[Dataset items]

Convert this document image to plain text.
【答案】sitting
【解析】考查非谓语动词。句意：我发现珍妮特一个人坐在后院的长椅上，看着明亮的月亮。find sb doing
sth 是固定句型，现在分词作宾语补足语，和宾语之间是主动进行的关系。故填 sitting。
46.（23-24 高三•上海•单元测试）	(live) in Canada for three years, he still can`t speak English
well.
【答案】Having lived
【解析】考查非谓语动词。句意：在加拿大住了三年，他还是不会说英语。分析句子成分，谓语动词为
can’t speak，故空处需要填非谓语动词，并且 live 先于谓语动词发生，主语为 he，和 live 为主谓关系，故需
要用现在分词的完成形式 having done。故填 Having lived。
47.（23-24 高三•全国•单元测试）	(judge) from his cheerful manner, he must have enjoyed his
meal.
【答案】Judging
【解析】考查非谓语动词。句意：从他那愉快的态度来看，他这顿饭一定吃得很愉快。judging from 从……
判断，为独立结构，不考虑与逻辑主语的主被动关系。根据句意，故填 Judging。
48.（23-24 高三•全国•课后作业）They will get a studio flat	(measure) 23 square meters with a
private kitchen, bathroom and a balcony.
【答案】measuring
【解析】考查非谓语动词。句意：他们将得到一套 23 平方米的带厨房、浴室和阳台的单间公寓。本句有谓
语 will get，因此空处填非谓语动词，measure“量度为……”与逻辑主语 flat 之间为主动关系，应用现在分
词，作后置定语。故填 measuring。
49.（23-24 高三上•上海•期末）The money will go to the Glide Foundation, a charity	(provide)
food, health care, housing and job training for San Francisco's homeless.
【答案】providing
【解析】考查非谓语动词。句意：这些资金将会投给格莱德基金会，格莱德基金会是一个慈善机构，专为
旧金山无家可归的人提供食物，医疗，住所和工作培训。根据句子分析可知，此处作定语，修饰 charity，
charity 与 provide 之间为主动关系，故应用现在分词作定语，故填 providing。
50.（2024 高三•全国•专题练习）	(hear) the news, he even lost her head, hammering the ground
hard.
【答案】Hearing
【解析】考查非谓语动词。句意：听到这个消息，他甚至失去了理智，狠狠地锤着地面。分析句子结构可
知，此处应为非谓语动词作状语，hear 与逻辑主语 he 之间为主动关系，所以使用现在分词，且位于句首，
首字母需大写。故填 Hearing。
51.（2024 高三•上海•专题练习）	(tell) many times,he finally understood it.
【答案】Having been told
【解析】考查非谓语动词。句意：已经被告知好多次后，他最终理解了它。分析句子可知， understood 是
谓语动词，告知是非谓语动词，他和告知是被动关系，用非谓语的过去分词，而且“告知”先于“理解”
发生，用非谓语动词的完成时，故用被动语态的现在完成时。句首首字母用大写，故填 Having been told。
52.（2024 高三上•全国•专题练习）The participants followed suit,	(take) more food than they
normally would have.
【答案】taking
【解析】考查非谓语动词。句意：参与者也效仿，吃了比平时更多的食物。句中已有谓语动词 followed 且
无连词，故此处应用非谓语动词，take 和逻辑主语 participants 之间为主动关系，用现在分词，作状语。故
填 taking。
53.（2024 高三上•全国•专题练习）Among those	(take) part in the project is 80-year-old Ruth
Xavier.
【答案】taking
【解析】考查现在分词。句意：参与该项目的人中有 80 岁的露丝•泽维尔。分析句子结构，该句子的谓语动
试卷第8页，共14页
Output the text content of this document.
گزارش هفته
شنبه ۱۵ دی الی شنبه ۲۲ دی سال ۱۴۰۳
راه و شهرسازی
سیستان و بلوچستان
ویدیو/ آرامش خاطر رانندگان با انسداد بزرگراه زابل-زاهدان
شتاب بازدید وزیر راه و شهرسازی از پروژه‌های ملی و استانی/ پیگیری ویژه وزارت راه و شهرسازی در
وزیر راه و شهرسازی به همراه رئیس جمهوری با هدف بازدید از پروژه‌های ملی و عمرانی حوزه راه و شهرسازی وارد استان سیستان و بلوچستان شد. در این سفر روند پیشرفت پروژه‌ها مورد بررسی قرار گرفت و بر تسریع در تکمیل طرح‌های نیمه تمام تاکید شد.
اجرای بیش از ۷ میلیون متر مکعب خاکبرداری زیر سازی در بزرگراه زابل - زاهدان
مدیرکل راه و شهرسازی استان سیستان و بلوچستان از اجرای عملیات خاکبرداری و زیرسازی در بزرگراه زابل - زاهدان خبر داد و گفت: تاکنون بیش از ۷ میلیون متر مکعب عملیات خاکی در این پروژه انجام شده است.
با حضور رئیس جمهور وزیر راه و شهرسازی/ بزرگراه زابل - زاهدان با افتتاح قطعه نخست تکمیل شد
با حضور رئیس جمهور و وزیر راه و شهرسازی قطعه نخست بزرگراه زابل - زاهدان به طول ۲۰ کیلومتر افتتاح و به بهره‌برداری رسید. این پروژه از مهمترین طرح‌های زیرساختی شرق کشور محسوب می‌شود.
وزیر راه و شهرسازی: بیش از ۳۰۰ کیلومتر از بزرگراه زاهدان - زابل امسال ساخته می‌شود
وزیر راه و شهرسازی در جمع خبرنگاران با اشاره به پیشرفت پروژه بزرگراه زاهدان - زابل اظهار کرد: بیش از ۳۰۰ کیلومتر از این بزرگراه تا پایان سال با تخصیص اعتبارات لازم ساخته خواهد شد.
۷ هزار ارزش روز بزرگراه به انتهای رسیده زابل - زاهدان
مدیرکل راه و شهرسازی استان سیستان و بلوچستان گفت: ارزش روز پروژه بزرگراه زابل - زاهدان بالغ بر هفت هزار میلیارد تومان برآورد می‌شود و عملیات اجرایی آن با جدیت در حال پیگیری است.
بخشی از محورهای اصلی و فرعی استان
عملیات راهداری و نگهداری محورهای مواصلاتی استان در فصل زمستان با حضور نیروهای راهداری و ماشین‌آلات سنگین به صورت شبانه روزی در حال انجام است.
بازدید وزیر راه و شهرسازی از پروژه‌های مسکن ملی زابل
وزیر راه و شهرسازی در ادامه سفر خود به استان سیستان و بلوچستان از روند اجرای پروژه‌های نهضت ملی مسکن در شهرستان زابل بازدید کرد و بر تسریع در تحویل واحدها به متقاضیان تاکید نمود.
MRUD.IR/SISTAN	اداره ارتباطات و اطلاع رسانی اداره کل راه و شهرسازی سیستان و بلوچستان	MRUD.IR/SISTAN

What to do -
Look through the material above. Copy each line where the word "هزار" appears.

Exercise output -
۷ هزار ارزش روز بزرگراه به انتهای رسیده زابل - زاهدان
مدیرکل راه و شهرسازی استان سیستان و بلوچستان گفت: ارزش روز پروژه بزرگراه زابل - زاهدان بالغ بر هفت هزار میلیارد تومان برآورد می‌شود و عملیات اجرایی آن با جدیت در حال پیگیری است.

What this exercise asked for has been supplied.